**Problem statement:** Summarize the passage on ColoradoCare in two sentences.

Perkins also points to ColoradoCare’s independence as a main benefit of the system. After attempts to push health care reform through the Colorado state legislature failed, architects of universal health care not only went with the ballot initiative process, they also proposed a system that’s largely free from government and private industry. However, the state would be responsible for collecting start-up taxes and the full tax if Amendment 69 were to pass.

“It’s not in the hands of the legislature, Washington politicians, or the corporate insurance industry,” Perkins says. “This takes it out of government hands, D.C. politicians’ hands and away from the groups who are focused on profits and puts it into the hands of Coloradans. It removes that interference between them and their provider.”

Impact on benefits professionals

Health care is a large piece of the benefits industry, and benefits brokers and agents in Colorado, and around the country, are keeping a close eye on Amendment 69 this election season.

**Excerpted records:**
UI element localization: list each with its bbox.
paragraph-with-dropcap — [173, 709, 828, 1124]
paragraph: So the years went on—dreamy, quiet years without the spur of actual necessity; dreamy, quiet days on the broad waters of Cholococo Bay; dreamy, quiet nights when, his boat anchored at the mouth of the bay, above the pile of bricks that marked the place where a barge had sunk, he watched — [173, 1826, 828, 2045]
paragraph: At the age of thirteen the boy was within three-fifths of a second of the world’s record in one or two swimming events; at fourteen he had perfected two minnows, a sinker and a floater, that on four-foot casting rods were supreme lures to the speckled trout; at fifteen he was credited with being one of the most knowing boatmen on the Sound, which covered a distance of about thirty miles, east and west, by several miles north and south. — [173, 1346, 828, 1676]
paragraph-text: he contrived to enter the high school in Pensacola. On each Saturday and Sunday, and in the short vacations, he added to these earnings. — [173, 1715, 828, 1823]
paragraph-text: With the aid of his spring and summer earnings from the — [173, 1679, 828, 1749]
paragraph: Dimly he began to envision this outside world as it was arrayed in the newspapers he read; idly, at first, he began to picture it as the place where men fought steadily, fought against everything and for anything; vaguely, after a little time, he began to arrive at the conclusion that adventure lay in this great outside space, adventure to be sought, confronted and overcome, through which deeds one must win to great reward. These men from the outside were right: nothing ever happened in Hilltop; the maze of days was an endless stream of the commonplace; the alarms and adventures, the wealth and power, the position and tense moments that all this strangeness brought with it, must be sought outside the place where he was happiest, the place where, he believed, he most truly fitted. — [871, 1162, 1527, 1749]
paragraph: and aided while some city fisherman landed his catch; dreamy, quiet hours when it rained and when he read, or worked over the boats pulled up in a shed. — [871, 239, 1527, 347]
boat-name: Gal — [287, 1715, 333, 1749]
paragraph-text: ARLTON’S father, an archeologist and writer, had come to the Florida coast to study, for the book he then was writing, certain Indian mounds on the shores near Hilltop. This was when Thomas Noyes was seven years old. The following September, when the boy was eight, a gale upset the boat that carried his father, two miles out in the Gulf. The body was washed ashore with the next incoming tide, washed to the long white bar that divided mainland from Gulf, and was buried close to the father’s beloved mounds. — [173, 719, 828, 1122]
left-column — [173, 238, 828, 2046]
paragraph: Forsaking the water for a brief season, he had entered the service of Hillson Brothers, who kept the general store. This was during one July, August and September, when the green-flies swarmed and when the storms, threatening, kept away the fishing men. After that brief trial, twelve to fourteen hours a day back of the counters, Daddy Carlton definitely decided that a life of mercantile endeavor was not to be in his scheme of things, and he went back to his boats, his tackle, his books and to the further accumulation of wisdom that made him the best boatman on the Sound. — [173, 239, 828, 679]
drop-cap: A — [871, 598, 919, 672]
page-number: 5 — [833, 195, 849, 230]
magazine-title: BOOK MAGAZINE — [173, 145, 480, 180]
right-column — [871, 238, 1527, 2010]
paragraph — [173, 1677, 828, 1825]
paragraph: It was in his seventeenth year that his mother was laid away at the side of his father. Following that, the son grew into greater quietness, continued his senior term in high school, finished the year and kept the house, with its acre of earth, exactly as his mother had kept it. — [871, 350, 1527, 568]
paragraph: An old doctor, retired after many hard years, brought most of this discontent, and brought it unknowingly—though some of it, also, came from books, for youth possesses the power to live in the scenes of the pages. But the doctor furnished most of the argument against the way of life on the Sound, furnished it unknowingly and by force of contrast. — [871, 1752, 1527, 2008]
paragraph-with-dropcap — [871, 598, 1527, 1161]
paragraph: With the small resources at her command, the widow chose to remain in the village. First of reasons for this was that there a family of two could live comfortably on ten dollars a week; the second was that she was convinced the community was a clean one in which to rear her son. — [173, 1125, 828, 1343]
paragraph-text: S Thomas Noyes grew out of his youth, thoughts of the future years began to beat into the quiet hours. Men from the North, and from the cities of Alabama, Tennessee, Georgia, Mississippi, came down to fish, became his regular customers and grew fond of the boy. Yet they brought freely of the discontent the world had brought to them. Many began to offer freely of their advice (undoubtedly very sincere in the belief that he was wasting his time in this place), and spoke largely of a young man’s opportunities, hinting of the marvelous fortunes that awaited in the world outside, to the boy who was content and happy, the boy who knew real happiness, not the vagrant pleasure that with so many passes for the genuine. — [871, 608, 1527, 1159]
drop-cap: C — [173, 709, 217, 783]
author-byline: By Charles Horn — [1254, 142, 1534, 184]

**Written response:** After failed attempts to pass health care reform through the Colorado legislature, ColoradoCare's architects turned to a ballot initiative and proposed a system largely free from government and private industry, an independence Perkins calls a main benefit. The state would still collect start-up taxes and the full tax if Amendment 69 passed, and benefits brokers and agents in Colorado and around the country are watching the measure closely.